Dataset entries:
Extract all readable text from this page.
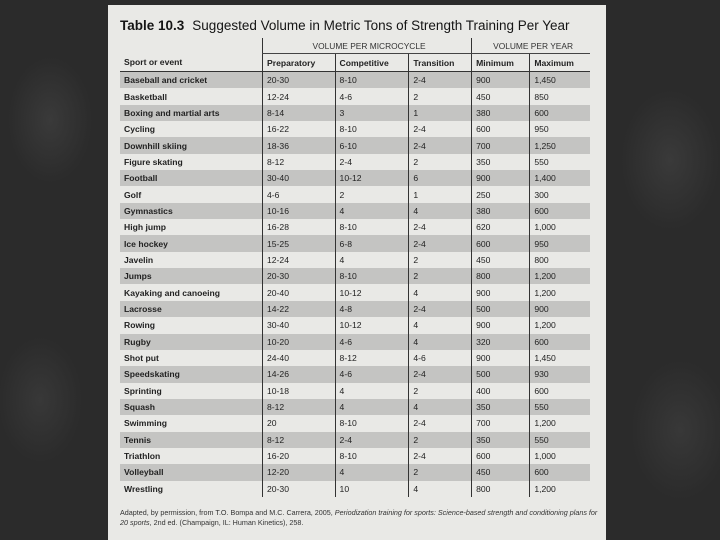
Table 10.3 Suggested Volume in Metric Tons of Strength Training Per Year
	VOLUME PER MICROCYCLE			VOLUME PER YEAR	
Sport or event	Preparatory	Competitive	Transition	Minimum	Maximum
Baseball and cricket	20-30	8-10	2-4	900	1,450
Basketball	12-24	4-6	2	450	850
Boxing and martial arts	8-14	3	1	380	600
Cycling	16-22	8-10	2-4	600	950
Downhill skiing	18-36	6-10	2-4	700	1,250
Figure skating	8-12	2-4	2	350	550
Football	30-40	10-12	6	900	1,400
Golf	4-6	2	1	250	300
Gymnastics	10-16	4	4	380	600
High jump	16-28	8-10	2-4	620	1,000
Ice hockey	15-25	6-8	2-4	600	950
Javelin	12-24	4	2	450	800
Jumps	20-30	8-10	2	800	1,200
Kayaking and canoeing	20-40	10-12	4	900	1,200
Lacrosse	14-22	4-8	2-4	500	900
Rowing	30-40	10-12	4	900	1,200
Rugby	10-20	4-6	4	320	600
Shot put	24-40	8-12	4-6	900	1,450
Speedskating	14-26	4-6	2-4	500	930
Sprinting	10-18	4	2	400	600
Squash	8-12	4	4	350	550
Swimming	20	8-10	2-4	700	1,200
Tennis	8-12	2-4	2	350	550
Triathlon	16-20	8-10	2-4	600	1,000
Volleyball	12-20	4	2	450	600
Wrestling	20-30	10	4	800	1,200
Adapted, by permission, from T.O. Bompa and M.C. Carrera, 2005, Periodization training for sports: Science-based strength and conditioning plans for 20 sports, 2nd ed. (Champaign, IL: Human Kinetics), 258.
==
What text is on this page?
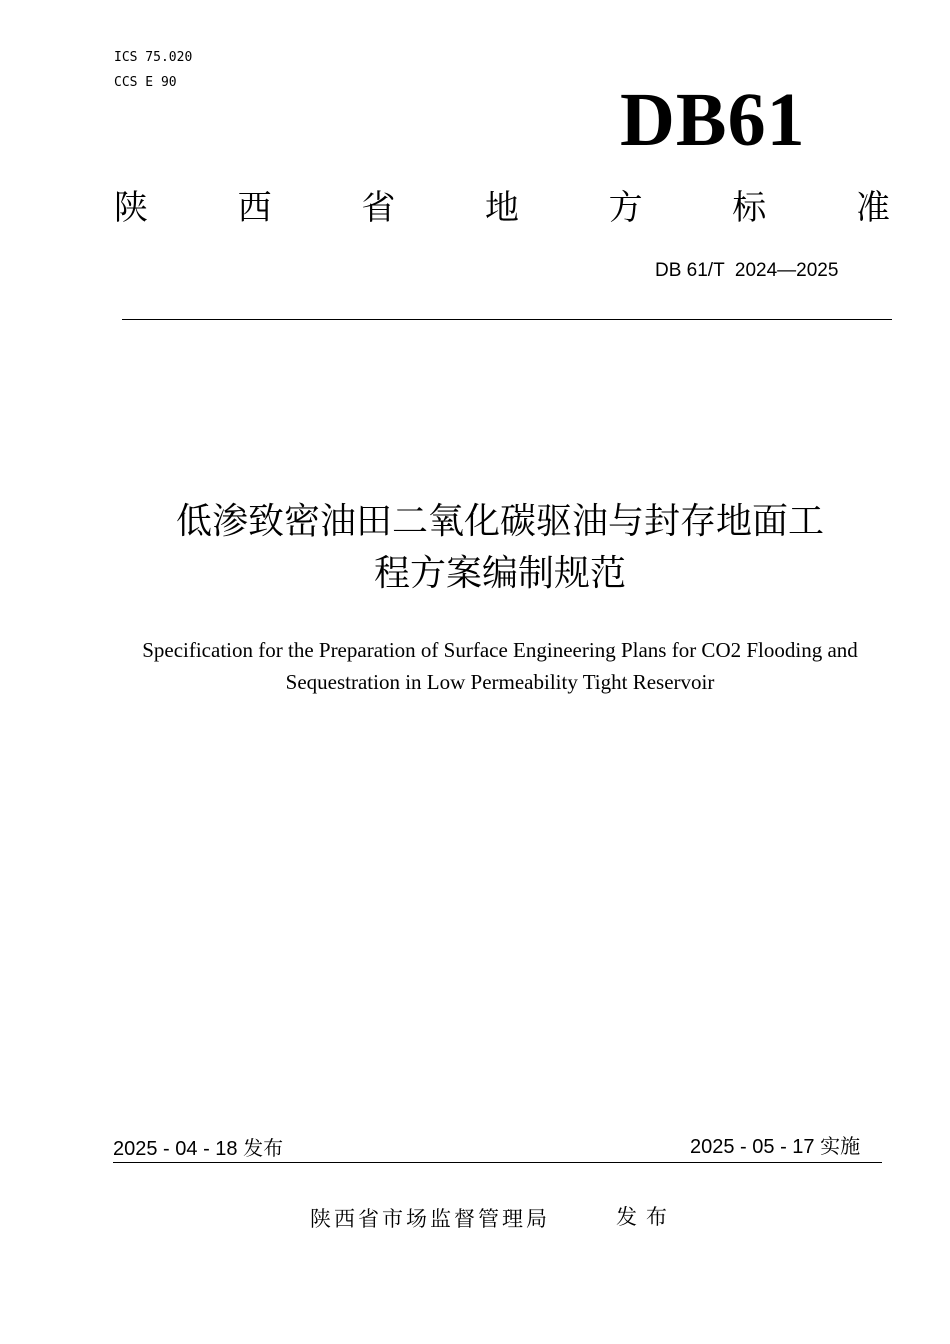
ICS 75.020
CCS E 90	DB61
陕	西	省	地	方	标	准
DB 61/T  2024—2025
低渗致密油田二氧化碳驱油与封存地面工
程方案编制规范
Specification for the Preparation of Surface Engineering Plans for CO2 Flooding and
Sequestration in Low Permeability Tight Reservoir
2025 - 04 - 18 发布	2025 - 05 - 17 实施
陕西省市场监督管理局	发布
* * *
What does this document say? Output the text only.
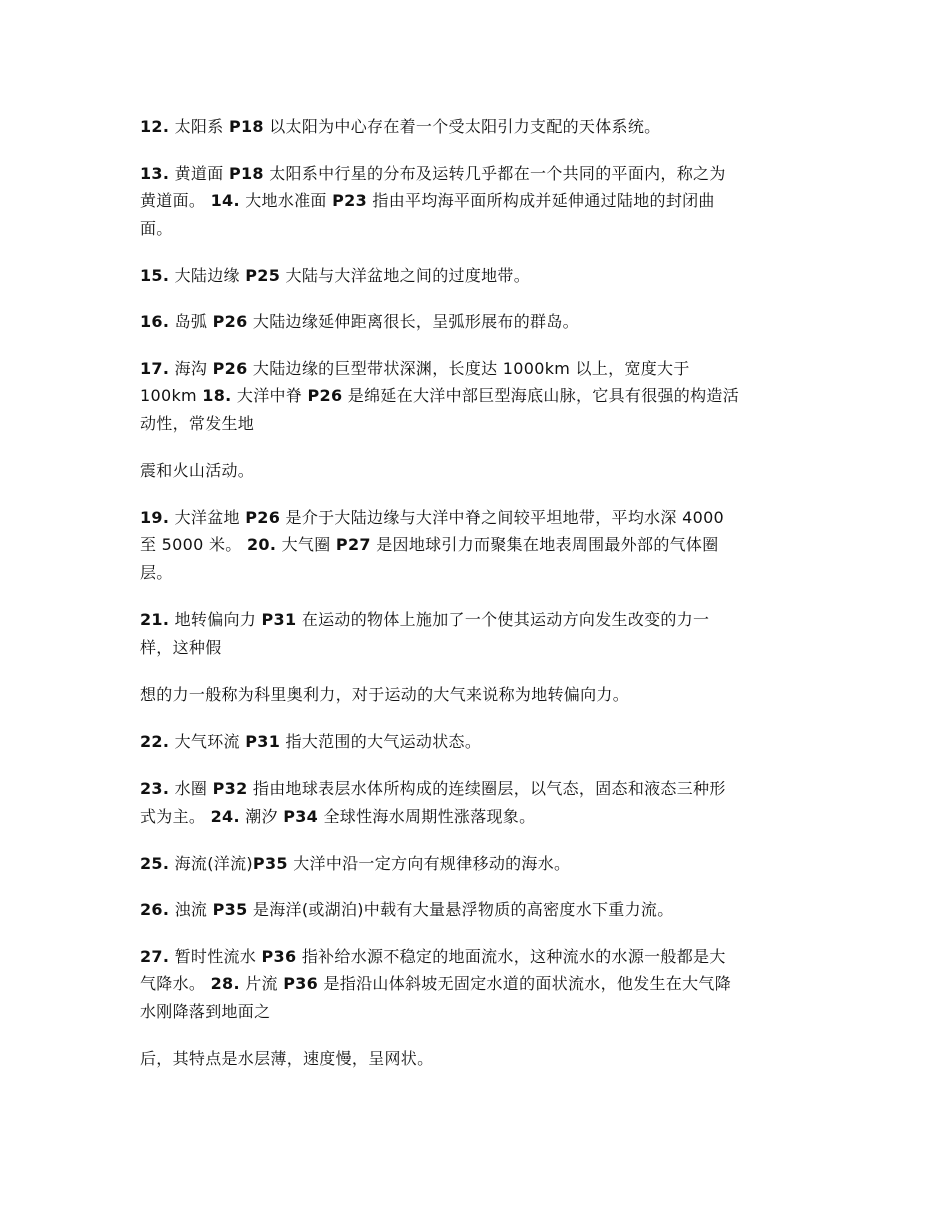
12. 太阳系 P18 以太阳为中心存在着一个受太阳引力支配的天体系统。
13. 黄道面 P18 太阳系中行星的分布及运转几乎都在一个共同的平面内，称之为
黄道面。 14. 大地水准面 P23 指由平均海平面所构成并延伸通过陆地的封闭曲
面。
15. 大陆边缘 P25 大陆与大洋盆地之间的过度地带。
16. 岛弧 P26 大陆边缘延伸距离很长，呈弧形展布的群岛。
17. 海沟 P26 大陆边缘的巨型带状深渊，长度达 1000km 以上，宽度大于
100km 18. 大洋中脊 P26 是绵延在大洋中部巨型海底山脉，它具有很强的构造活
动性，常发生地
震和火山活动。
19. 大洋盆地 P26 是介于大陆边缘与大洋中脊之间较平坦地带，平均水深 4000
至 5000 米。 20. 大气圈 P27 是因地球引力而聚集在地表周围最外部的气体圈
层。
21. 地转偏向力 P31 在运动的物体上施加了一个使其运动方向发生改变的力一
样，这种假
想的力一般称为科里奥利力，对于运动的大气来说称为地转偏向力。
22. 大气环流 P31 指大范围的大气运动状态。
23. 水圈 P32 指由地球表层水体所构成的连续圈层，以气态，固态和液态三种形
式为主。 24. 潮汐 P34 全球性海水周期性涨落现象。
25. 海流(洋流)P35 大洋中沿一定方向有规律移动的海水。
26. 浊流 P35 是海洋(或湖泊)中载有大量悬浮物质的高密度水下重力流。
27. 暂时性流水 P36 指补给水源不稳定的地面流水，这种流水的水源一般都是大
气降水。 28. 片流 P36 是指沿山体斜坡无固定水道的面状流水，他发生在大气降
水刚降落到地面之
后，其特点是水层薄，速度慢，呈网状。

The request
Find the word "this" in the entries, and copy every line it shows up in.

Reply to the exercise
Extract all readable text from this page.
What text is on this page?
What does this document say? Output the text only.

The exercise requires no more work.